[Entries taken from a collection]
***
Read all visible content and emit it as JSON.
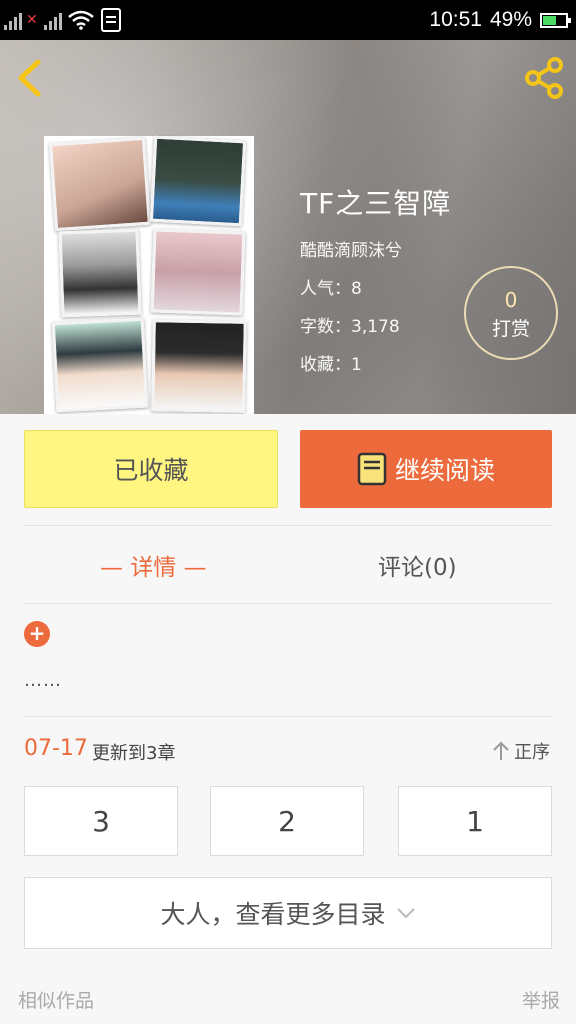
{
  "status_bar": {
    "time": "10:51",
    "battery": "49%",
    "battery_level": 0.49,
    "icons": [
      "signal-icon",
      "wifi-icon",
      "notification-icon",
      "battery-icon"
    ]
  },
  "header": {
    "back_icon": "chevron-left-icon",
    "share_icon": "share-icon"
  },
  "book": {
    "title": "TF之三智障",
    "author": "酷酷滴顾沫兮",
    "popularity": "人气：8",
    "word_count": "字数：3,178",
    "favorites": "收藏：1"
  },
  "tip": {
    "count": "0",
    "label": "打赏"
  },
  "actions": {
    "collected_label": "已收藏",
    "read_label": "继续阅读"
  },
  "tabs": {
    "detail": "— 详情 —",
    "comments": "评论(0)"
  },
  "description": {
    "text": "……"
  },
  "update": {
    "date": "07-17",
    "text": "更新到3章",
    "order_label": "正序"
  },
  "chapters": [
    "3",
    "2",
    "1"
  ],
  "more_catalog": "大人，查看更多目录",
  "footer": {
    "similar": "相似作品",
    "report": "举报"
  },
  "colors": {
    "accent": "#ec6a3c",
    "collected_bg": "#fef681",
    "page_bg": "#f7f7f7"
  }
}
***
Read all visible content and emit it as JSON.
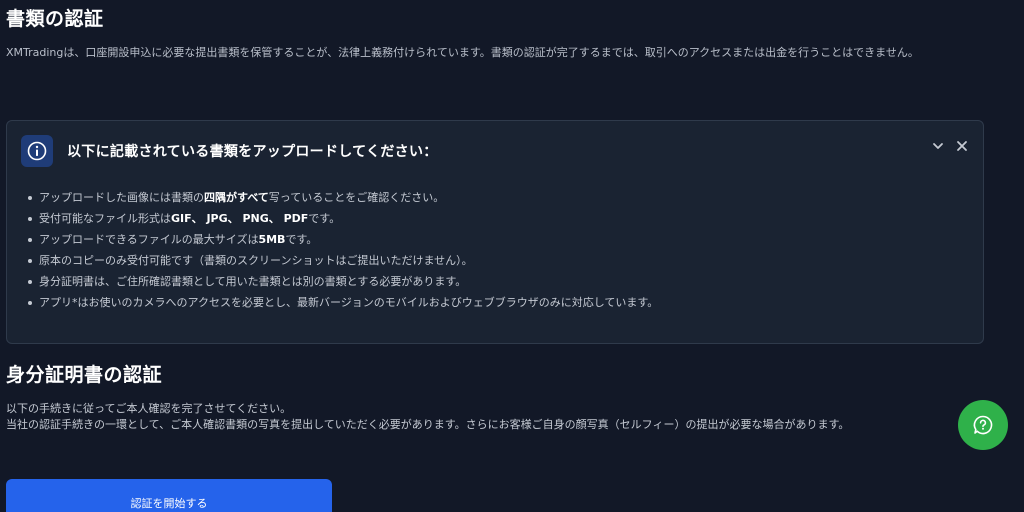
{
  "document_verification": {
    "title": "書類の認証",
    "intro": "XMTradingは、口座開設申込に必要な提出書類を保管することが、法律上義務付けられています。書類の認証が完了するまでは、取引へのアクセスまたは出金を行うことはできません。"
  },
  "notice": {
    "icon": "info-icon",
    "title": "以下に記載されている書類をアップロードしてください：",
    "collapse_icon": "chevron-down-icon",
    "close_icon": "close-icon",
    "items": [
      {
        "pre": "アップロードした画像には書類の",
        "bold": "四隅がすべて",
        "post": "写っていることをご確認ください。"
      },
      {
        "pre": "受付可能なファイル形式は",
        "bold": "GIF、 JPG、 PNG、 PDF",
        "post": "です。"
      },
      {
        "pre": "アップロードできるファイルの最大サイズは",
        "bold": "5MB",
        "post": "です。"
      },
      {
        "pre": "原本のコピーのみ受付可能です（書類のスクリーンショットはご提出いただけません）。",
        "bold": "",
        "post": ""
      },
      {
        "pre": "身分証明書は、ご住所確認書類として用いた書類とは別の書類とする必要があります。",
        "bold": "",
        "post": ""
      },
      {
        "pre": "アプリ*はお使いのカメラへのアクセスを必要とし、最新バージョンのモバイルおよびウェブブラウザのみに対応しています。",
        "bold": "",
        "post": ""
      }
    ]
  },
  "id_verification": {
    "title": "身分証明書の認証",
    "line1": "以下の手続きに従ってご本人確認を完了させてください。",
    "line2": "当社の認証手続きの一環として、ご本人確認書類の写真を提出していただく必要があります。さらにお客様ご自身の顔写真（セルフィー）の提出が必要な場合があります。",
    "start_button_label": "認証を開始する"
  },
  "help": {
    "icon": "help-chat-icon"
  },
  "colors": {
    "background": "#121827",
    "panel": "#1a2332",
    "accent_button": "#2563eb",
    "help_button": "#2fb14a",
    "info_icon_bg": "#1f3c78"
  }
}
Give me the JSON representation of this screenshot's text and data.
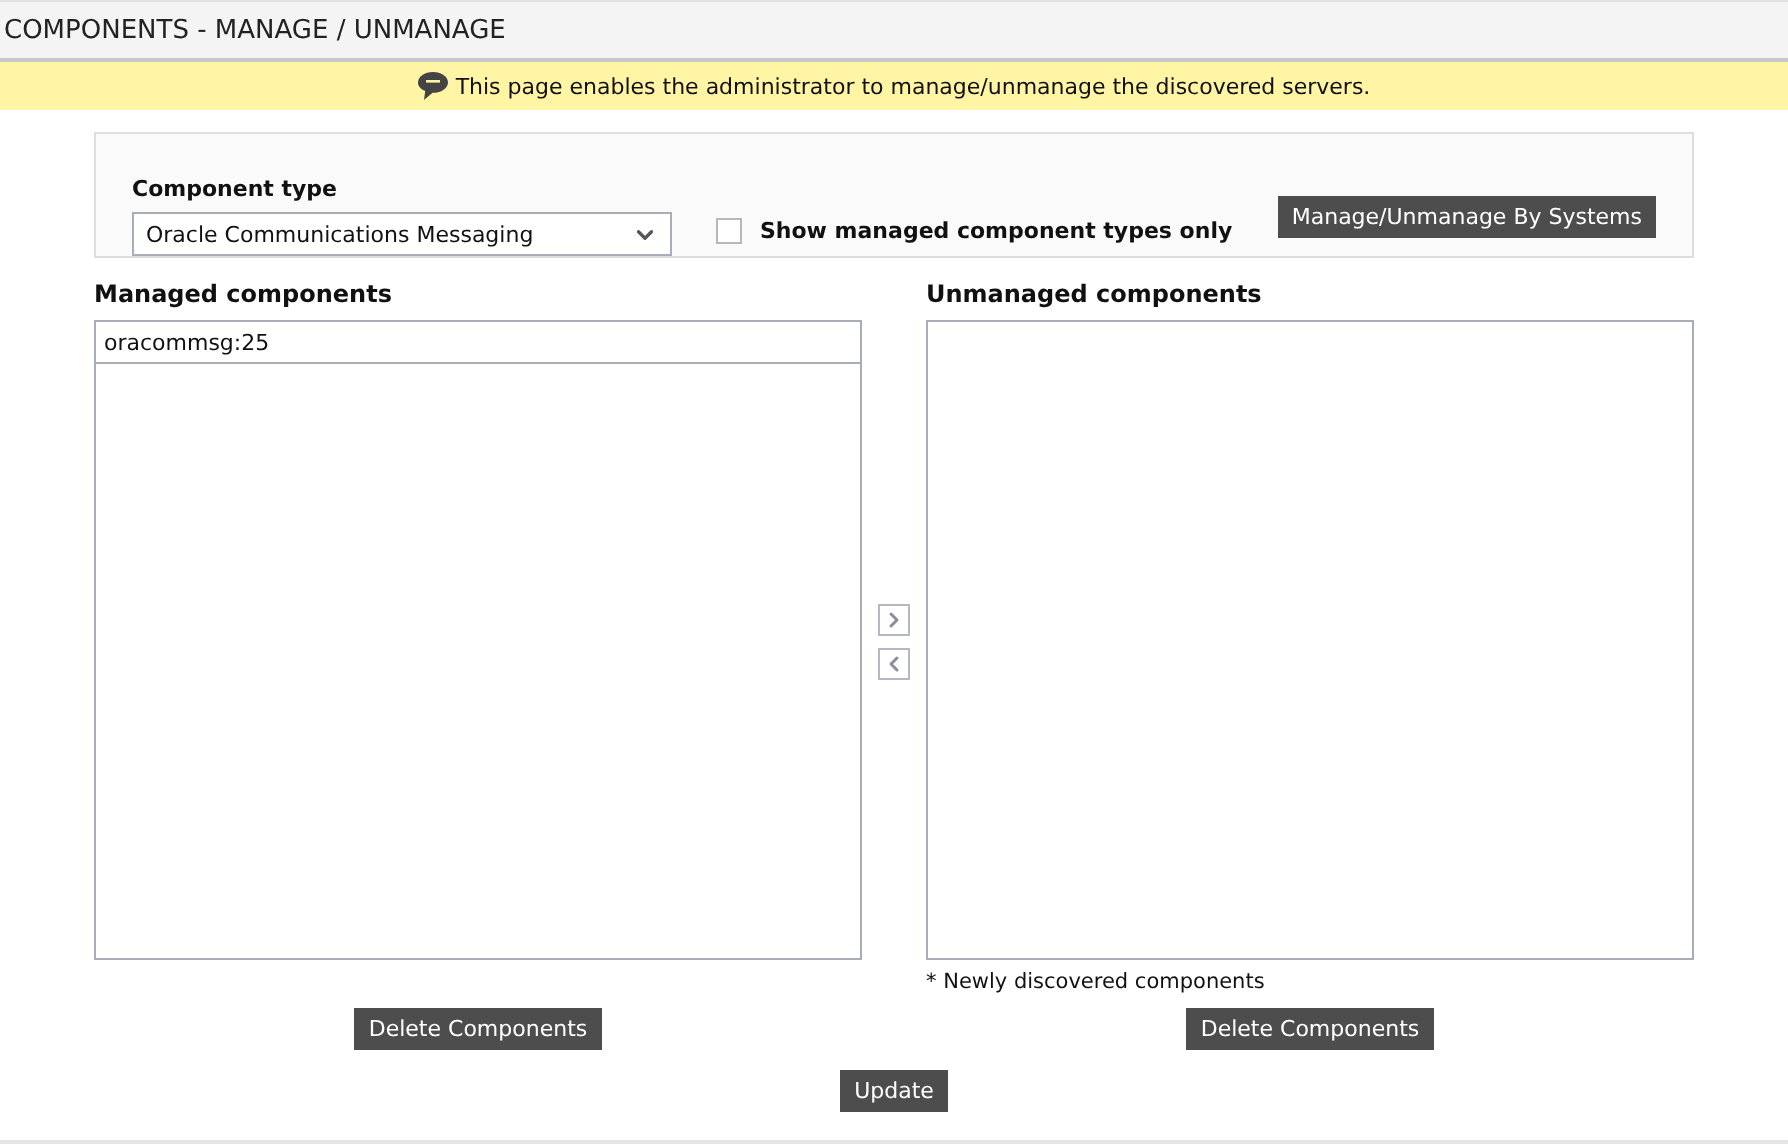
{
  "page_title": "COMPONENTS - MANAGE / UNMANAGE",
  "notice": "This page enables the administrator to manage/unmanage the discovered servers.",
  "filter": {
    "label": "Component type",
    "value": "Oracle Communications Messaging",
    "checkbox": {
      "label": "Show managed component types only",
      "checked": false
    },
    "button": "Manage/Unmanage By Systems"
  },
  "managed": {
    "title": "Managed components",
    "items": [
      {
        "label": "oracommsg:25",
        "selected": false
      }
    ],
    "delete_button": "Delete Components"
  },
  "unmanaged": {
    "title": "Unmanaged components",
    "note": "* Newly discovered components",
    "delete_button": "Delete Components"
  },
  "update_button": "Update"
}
***
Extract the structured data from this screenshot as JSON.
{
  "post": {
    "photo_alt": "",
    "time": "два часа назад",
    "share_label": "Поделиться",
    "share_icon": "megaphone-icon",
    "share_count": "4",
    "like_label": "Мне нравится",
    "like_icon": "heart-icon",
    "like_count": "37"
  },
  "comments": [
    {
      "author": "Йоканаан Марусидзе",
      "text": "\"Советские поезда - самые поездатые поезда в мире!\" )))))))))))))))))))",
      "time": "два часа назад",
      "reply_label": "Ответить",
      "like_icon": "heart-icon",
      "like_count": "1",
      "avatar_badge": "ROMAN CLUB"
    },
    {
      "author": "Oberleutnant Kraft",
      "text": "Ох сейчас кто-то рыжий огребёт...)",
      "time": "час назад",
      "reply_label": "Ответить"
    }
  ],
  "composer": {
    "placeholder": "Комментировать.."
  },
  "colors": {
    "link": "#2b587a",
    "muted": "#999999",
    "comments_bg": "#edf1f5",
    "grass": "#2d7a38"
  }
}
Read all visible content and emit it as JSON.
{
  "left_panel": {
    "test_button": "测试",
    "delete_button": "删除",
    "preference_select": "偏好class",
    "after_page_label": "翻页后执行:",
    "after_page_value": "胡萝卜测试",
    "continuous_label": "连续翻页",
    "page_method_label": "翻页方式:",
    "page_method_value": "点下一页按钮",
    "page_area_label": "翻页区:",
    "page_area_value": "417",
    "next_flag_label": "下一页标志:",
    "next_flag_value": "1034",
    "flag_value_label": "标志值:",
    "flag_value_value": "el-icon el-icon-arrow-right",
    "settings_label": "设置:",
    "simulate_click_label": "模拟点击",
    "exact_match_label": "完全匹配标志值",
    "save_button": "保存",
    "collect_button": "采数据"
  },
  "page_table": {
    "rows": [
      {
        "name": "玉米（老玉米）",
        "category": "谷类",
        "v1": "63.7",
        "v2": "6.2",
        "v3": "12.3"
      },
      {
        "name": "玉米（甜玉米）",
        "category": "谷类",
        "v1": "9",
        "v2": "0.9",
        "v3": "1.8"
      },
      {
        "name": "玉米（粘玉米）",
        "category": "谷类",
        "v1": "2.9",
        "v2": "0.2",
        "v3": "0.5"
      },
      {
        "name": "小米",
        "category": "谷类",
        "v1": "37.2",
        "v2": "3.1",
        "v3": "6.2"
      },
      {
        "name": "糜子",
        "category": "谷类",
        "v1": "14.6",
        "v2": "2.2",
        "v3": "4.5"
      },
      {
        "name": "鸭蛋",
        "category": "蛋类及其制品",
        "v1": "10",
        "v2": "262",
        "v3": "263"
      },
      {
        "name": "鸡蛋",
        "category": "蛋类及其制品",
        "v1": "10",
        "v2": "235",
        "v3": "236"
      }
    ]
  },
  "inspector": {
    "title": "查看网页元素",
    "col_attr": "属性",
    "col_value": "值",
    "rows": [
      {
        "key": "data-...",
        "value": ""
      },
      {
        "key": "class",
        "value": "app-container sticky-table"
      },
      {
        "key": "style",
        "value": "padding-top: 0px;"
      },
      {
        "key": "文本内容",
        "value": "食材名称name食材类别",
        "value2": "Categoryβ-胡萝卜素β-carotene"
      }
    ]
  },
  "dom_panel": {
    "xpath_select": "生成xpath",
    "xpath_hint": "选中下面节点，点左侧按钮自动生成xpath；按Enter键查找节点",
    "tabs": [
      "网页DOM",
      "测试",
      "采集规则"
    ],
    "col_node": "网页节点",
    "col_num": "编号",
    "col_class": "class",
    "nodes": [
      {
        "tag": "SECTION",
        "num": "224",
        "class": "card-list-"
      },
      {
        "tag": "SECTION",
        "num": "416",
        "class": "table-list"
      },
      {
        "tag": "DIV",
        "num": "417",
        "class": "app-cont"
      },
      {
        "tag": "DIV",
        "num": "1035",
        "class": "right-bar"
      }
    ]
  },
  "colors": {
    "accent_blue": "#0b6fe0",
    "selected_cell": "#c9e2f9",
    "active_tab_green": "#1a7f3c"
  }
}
***
### Work to complete
Looking at the data above, show all lines where the word "text" occurs.

### Right answer
    "text": "……"
    "text": "更新到3章",
Give me the JSON representation of this screenshot's text and data.
      "text": "\"Советские поезда - самые поездатые поезда в мире!\" )))))))))))))))))))",
      "text": "Ох сейчас кто-то рыжий огребёт...)",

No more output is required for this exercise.